> **Task directions**
Find every line of the listing below where "tang" appears, and copy it.

---------- Dataset ----------

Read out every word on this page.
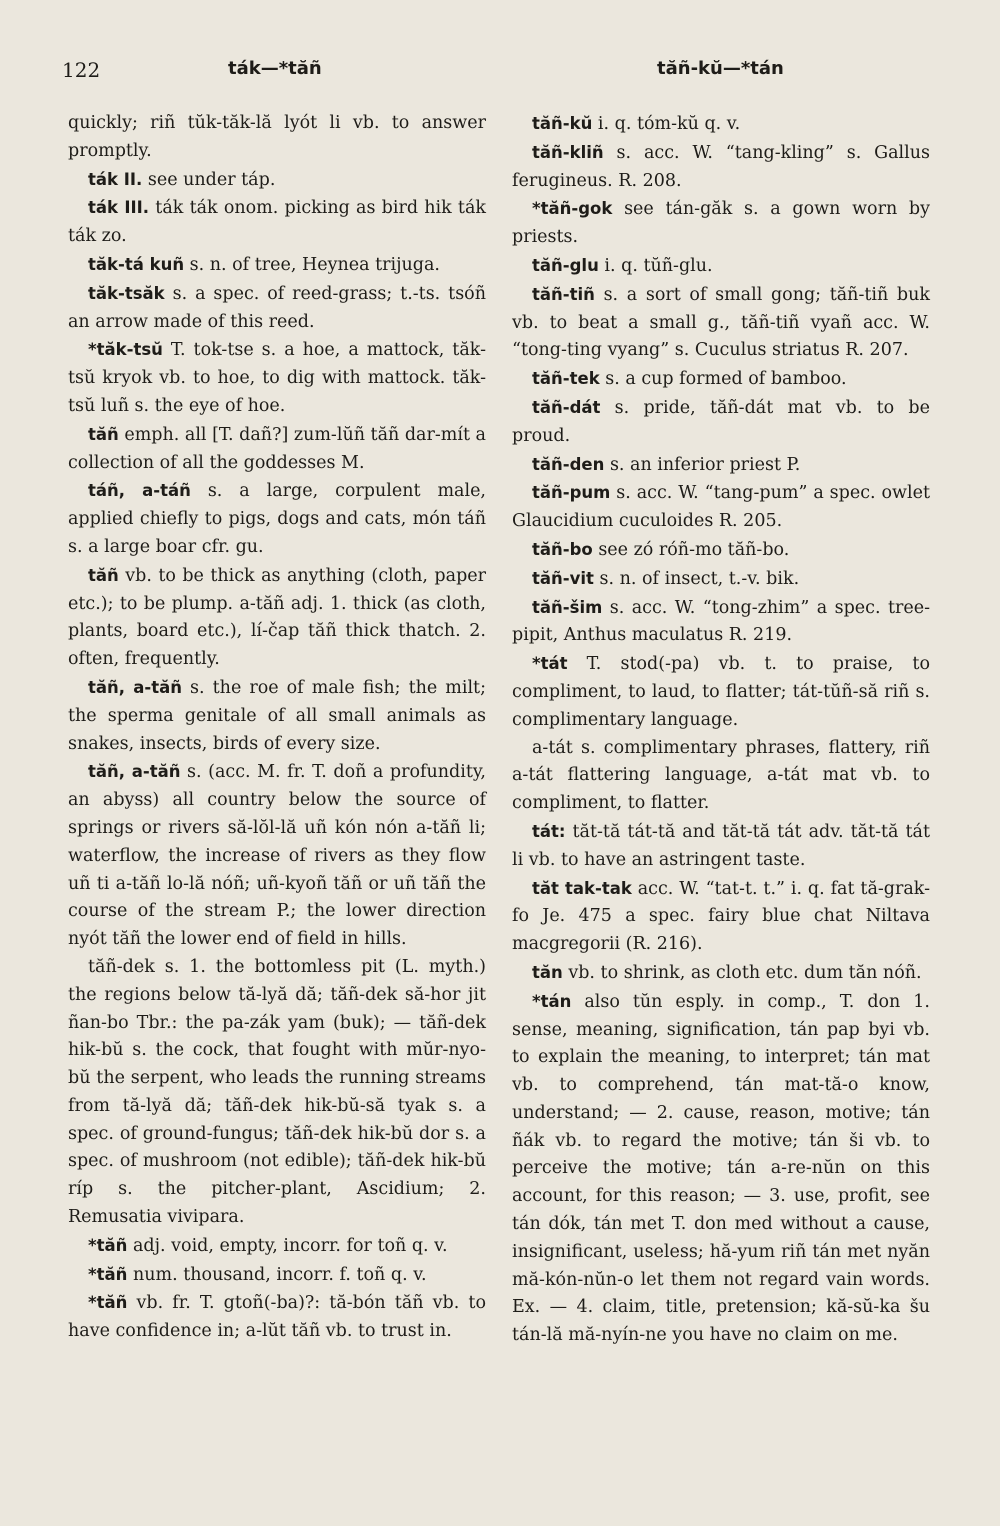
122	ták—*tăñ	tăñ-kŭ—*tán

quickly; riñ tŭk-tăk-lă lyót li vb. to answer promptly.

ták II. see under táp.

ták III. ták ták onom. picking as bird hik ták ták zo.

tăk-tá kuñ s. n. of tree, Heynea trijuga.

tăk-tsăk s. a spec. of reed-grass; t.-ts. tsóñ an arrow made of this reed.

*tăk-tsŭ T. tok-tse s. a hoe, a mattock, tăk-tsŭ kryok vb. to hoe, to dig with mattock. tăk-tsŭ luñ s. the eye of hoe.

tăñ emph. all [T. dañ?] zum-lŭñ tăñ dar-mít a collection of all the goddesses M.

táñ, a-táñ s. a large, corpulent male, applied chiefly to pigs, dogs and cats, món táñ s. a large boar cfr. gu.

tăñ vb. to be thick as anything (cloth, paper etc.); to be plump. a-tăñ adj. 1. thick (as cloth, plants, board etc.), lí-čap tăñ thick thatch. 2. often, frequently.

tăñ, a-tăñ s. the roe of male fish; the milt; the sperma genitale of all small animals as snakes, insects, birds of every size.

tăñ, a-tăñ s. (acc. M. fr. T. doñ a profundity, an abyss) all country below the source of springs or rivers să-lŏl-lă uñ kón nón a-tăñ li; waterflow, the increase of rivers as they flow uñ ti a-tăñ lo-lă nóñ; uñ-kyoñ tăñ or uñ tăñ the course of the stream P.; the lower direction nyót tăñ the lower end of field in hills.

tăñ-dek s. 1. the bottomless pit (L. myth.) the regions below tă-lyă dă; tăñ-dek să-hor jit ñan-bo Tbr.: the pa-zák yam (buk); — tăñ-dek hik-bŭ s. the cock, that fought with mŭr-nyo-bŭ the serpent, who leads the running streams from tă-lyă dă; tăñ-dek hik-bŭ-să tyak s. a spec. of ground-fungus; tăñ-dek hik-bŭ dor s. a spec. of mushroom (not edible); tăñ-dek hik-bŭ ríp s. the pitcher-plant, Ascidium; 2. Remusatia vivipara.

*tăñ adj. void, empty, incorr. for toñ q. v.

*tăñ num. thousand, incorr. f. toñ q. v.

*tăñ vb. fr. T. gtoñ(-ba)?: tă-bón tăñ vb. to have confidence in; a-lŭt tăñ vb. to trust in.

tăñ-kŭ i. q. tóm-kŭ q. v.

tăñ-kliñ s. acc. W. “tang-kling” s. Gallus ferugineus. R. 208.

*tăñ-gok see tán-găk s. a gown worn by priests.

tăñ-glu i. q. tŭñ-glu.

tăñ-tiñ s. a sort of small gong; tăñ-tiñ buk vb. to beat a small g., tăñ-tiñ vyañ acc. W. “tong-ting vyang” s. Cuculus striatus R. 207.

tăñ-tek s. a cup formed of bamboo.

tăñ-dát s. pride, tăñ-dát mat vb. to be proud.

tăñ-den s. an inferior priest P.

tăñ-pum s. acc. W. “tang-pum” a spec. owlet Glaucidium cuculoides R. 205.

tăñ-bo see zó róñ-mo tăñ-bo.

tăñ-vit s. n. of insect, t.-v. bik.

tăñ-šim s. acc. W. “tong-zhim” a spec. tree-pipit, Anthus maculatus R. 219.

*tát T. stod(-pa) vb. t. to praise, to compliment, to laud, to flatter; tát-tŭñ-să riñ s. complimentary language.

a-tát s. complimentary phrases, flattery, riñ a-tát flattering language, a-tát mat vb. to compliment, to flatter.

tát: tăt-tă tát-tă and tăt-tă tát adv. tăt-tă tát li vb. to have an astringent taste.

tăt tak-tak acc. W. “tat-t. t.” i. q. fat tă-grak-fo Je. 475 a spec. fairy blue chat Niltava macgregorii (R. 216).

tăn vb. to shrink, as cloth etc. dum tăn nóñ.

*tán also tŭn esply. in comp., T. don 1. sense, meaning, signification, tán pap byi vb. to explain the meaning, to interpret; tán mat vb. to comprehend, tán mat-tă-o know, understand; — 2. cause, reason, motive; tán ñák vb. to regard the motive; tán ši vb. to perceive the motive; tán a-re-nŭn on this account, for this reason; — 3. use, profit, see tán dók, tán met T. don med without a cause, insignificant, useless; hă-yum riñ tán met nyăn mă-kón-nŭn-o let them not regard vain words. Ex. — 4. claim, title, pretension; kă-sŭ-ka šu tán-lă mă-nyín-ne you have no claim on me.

----------
---------- Dataset ----------

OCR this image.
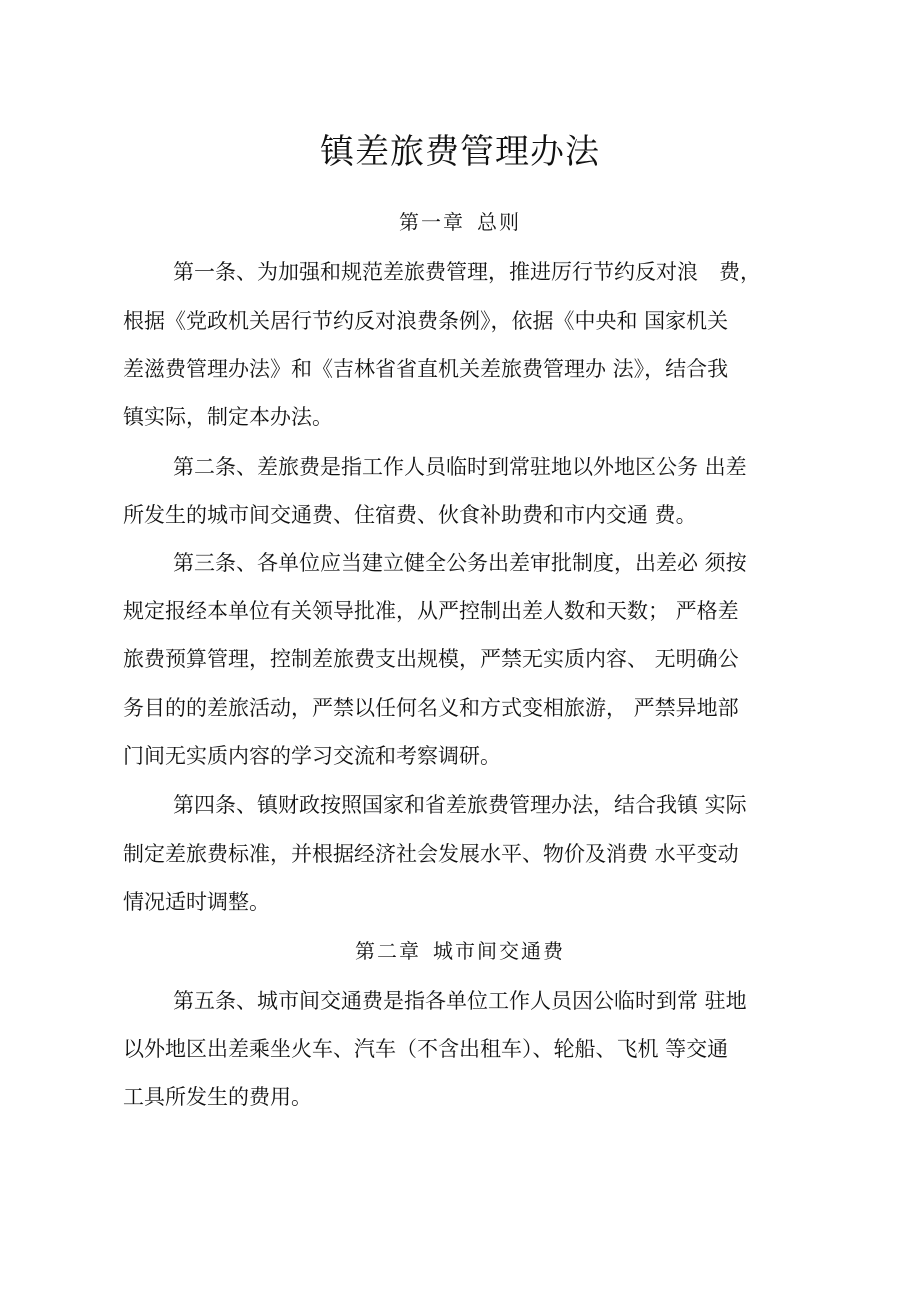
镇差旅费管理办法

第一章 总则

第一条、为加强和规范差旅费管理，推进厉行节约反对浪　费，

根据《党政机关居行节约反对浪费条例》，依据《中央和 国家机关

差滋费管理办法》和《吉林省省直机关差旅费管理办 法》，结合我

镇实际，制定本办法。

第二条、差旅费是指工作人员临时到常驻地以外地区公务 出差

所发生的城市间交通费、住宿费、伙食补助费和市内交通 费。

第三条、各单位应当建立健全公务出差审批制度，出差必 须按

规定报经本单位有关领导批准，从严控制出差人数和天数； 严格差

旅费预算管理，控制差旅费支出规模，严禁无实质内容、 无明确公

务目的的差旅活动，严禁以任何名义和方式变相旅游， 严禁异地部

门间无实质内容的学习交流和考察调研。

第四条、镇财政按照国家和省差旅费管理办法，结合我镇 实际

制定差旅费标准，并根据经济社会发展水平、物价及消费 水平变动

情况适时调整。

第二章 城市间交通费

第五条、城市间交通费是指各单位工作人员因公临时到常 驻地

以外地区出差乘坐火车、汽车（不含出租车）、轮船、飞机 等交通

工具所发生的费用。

----------
---------- Dataset ----------

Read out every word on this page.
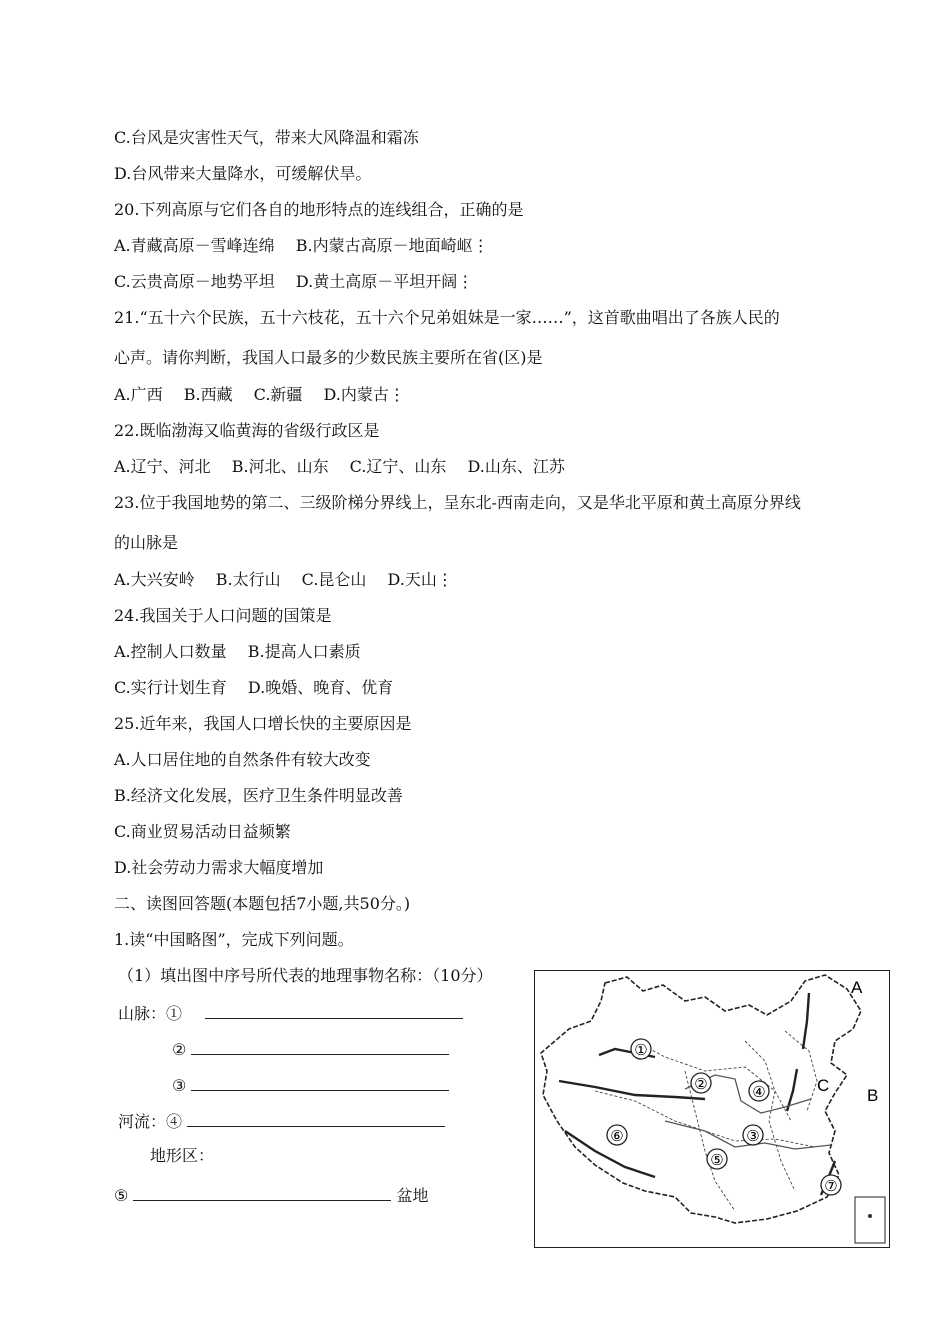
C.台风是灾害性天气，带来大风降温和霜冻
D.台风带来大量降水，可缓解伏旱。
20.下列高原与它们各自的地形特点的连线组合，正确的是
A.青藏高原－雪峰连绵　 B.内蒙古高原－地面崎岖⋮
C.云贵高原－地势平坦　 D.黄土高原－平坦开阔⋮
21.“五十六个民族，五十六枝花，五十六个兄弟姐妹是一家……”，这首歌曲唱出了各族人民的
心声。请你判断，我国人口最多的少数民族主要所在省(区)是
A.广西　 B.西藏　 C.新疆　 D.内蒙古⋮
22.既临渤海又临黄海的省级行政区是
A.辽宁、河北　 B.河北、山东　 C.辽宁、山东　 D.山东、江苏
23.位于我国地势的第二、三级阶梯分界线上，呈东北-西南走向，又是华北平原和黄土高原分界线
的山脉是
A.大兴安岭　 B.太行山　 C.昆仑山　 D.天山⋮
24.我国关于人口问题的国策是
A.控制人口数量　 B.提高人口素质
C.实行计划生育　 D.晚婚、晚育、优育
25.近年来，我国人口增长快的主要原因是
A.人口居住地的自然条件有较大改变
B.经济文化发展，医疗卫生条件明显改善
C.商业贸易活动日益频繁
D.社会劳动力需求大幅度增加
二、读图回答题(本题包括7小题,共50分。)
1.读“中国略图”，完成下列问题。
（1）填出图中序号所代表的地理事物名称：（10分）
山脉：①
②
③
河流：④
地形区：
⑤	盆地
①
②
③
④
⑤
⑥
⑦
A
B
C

----------

> **Final answer**
tăñ-kliñ s. acc. W. “tang-kling” s. Gallus ferugineus. R. 208.
tăñ-pum s. acc. W. “tang-pum” a spec. owlet Glaucidium cuculoides R. 205.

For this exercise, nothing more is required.